[start Extracted data]

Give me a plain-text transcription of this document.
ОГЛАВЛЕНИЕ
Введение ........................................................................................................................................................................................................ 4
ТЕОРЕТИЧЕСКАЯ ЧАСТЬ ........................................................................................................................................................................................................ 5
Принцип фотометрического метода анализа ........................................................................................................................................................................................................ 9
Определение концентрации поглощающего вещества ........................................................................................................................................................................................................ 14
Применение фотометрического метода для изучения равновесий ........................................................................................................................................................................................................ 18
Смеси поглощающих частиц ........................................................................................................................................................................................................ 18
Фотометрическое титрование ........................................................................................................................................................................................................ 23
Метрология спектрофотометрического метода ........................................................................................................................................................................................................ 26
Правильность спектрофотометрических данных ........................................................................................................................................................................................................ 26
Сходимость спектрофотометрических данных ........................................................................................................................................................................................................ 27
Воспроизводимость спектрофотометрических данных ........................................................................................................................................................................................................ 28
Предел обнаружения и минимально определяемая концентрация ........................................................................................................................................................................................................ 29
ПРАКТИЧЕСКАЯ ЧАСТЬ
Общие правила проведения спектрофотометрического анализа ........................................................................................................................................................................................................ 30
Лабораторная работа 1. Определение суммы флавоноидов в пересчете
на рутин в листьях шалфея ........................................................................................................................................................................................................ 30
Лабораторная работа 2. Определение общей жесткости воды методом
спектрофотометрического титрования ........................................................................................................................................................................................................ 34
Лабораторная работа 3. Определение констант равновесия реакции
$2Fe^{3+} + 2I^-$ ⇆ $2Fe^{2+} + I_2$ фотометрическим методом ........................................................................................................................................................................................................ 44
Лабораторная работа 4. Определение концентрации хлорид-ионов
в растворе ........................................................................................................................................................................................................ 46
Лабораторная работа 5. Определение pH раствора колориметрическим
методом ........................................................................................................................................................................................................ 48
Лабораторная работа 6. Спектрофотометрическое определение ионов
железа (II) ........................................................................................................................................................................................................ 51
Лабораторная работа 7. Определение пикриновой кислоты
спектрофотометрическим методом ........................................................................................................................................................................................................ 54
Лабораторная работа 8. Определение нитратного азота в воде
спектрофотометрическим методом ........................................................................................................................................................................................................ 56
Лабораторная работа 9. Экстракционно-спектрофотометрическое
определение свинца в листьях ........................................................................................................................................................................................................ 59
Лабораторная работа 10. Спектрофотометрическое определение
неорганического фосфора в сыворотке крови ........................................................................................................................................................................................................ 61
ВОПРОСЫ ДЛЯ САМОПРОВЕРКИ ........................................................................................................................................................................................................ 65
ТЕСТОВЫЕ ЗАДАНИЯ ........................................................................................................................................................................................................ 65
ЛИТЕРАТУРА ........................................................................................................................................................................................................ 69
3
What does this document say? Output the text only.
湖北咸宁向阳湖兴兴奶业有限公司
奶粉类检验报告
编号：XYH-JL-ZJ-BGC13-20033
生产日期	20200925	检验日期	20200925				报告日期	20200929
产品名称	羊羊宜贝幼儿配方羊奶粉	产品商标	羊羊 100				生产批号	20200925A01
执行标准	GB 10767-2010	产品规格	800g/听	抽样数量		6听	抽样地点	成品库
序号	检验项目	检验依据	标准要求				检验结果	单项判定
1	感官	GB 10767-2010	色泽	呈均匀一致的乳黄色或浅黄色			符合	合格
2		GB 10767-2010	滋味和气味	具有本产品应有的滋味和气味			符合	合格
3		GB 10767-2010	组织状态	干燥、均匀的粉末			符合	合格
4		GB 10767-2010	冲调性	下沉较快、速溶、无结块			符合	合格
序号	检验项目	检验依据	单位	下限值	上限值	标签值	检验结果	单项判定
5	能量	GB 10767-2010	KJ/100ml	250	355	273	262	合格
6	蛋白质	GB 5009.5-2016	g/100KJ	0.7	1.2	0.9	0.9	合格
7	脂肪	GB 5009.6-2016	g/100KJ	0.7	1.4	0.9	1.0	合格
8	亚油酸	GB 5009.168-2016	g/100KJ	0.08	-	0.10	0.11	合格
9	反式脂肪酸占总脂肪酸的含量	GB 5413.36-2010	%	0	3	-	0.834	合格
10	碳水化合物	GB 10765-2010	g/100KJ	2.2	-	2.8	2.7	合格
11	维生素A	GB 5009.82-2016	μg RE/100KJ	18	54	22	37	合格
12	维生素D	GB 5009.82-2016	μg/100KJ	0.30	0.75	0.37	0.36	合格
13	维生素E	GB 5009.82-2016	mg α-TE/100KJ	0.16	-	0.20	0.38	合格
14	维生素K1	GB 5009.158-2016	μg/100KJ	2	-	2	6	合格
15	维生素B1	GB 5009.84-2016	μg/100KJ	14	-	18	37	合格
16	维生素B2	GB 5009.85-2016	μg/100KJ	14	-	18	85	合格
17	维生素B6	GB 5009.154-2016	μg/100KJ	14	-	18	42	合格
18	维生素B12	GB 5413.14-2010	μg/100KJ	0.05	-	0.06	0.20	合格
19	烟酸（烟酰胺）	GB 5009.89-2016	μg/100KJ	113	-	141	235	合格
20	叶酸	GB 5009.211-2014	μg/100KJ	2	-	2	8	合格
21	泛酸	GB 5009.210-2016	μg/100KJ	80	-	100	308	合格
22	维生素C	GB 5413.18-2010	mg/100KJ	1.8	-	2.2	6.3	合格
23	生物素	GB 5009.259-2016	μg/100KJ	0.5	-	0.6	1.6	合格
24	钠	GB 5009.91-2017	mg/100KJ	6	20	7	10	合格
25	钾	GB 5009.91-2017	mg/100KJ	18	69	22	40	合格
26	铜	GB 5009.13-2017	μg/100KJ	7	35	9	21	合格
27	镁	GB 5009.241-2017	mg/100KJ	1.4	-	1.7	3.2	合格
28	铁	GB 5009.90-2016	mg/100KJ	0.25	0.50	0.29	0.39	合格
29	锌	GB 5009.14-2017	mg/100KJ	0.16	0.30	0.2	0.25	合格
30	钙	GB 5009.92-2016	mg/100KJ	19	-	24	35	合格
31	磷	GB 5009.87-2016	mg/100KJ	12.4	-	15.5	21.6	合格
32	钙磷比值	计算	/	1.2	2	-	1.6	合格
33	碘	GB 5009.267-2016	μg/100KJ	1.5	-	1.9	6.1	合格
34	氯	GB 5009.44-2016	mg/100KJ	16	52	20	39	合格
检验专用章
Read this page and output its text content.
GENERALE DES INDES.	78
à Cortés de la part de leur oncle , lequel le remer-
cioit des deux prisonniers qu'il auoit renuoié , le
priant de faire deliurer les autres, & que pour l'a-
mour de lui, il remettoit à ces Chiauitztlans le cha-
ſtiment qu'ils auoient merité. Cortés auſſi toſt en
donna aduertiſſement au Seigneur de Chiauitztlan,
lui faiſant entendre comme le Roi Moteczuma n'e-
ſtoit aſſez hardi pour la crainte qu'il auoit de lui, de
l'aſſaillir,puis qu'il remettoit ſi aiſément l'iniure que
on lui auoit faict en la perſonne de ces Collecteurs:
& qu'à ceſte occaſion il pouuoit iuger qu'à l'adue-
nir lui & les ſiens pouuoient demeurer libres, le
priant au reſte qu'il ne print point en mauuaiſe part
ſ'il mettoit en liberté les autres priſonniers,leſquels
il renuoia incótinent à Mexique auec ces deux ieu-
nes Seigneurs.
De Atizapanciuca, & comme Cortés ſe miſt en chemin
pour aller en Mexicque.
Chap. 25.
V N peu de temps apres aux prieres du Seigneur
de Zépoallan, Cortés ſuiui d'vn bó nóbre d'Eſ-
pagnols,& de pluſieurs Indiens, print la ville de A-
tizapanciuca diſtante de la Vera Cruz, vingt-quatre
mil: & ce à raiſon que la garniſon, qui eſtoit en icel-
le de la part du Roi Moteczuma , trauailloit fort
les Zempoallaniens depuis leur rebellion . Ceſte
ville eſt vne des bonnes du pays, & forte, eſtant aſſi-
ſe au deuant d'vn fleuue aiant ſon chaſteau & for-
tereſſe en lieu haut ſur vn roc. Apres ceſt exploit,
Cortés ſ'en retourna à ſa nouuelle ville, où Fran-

[end Extracted data]

Problem: Of the lines above, how many hold the word "работа"? Say the number alone.

Solved problem: 10